◆ THE INPUT
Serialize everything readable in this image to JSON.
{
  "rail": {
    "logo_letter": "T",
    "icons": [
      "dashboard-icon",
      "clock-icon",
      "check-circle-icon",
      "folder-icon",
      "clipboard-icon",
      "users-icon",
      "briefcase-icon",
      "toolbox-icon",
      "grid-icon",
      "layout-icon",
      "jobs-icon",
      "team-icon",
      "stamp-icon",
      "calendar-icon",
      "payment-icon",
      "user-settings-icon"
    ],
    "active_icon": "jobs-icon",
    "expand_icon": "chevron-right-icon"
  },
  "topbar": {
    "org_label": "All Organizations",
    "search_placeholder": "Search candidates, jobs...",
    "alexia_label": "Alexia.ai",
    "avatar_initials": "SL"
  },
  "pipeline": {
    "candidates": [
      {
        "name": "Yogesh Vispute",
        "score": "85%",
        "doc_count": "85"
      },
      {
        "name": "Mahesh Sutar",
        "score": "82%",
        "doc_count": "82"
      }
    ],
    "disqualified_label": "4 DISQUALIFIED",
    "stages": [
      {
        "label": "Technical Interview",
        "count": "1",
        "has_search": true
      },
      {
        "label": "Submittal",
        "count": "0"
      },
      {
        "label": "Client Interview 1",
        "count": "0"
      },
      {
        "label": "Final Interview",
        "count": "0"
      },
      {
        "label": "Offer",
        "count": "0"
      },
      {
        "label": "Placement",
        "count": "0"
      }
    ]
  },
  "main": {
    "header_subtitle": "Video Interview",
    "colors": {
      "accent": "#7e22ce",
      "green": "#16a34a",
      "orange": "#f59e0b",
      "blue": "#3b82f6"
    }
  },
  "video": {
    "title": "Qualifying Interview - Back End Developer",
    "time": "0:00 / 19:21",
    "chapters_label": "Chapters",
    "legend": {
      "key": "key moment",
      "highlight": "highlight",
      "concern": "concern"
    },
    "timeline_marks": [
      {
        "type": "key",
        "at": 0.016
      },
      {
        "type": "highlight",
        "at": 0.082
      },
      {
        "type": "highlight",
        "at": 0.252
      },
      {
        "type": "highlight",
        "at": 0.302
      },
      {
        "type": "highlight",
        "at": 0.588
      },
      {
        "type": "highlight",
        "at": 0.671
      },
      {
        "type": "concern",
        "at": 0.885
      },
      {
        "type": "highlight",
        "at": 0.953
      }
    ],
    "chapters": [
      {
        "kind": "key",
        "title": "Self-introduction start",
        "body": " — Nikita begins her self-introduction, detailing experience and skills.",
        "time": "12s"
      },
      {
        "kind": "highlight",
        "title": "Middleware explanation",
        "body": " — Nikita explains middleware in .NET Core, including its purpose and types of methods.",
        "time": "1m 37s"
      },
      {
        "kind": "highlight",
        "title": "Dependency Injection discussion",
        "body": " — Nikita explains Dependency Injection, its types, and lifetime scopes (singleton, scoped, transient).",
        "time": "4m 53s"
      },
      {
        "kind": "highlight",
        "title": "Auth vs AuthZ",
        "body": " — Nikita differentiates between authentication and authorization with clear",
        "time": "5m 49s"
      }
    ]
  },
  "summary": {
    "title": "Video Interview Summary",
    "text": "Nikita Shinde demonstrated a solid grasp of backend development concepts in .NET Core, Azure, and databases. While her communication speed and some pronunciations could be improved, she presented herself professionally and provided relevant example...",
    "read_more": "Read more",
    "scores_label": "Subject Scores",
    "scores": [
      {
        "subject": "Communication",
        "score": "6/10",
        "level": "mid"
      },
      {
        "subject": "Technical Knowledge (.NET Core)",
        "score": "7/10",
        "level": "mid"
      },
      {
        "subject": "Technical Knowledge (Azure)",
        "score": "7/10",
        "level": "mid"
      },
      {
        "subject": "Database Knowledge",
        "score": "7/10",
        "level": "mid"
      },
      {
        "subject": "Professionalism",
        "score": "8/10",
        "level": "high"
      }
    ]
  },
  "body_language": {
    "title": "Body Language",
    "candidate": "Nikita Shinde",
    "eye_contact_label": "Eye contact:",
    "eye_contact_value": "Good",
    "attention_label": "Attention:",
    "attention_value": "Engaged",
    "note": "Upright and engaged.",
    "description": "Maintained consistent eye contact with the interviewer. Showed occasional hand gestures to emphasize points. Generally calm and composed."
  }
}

◆ DO THIS
All of the data shown above must be copied exactly.

◆ RESULT
Serialize everything readable in this image to JSON.
{
  "rail": {
    "logo_letter": "T",
    "icons": [
      "dashboard-icon",
      "clock-icon",
      "check-circle-icon",
      "folder-icon",
      "clipboard-icon",
      "users-icon",
      "briefcase-icon",
      "toolbox-icon",
      "grid-icon",
      "layout-icon",
      "jobs-icon",
      "team-icon",
      "stamp-icon",
      "calendar-icon",
      "payment-icon",
      "user-settings-icon"
    ],
    "active_icon": "jobs-icon",
    "expand_icon": "chevron-right-icon"
  },
  "topbar": {
    "org_label": "All Organizations",
    "search_placeholder": "Search candidates, jobs...",
    "alexia_label": "Alexia.ai",
    "avatar_initials": "SL"
  },
  "pipeline": {
    "candidates": [
      {
        "name": "Yogesh Vispute",
        "score": "85%",
        "doc_count": "85"
      },
      {
        "name": "Mahesh Sutar",
        "score": "82%",
        "doc_count": "82"
      }
    ],
    "disqualified_label": "4 DISQUALIFIED",
    "stages": [
      {
        "label": "Technical Interview",
        "count": "1",
        "has_search": true
      },
      {
        "label": "Submittal",
        "count": "0"
      },
      {
        "label": "Client Interview 1",
        "count": "0"
      },
      {
        "label": "Final Interview",
        "count": "0"
      },
      {
        "label": "Offer",
        "count": "0"
      },
      {
        "label": "Placement",
        "count": "0"
      }
    ]
  },
  "main": {
    "header_subtitle": "Video Interview",
    "colors": {
      "accent": "#7e22ce",
      "green": "#16a34a",
      "orange": "#f59e0b",
      "blue": "#3b82f6"
    }
  },
  "video": {
    "title": "Qualifying Interview - Back End Developer",
    "time": "0:00 / 19:21",
    "chapters_label": "Chapters",
    "legend": {
      "key": "key moment",
      "highlight": "highlight",
      "concern": "concern"
    },
    "timeline_marks": [
      {
        "type": "key",
        "at": 0.016
      },
      {
        "type": "highlight",
        "at": 0.082
      },
      {
        "type": "highlight",
        "at": 0.252
      },
      {
        "type": "highlight",
        "at": 0.302
      },
      {
        "type": "highlight",
        "at": 0.588
      },
      {
        "type": "highlight",
        "at": 0.671
      },
      {
        "type": "concern",
        "at": 0.885
      },
      {
        "type": "highlight",
        "at": 0.953
      }
    ],
    "chapters": [
      {
        "kind": "key",
        "title": "Self-introduction start",
        "body": " — Nikita begins her self-introduction, detailing experience and skills.",
        "time": "12s"
      },
      {
        "kind": "highlight",
        "title": "Middleware explanation",
        "body": " — Nikita explains middleware in .NET Core, including its purpose and types of methods.",
        "time": "1m 37s"
      },
      {
        "kind": "highlight",
        "title": "Dependency Injection discussion",
        "body": " — Nikita explains Dependency Injection, its types, and lifetime scopes (singleton, scoped, transient).",
        "time": "4m 53s"
      },
      {
        "kind": "highlight",
        "title": "Auth vs AuthZ",
        "body": " — Nikita differentiates between authentication and authorization with clear",
        "time": "5m 49s"
      }
    ]
  },
  "summary": {
    "title": "Video Interview Summary",
    "text": "Nikita Shinde demonstrated a solid grasp of backend development concepts in .NET Core, Azure, and databases. While her communication speed and some pronunciations could be improved, she presented herself professionally and provided relevant example...",
    "read_more": "Read more",
    "scores_label": "Subject Scores",
    "scores": [
      {
        "subject": "Communication",
        "score": "6/10",
        "level": "mid"
      },
      {
        "subject": "Technical Knowledge (.NET Core)",
        "score": "7/10",
        "level": "mid"
      },
      {
        "subject": "Technical Knowledge (Azure)",
        "score": "7/10",
        "level": "mid"
      },
      {
        "subject": "Database Knowledge",
        "score": "7/10",
        "level": "mid"
      },
      {
        "subject": "Professionalism",
        "score": "8/10",
        "level": "high"
      }
    ]
  },
  "body_language": {
    "title": "Body Language",
    "candidate": "Nikita Shinde",
    "eye_contact_label": "Eye contact:",
    "eye_contact_value": "Good",
    "attention_label": "Attention:",
    "attention_value": "Engaged",
    "note": "Upright and engaged.",
    "description": "Maintained consistent eye contact with the interviewer. Showed occasional hand gestures to emphasize points. Generally calm and composed."
  }
}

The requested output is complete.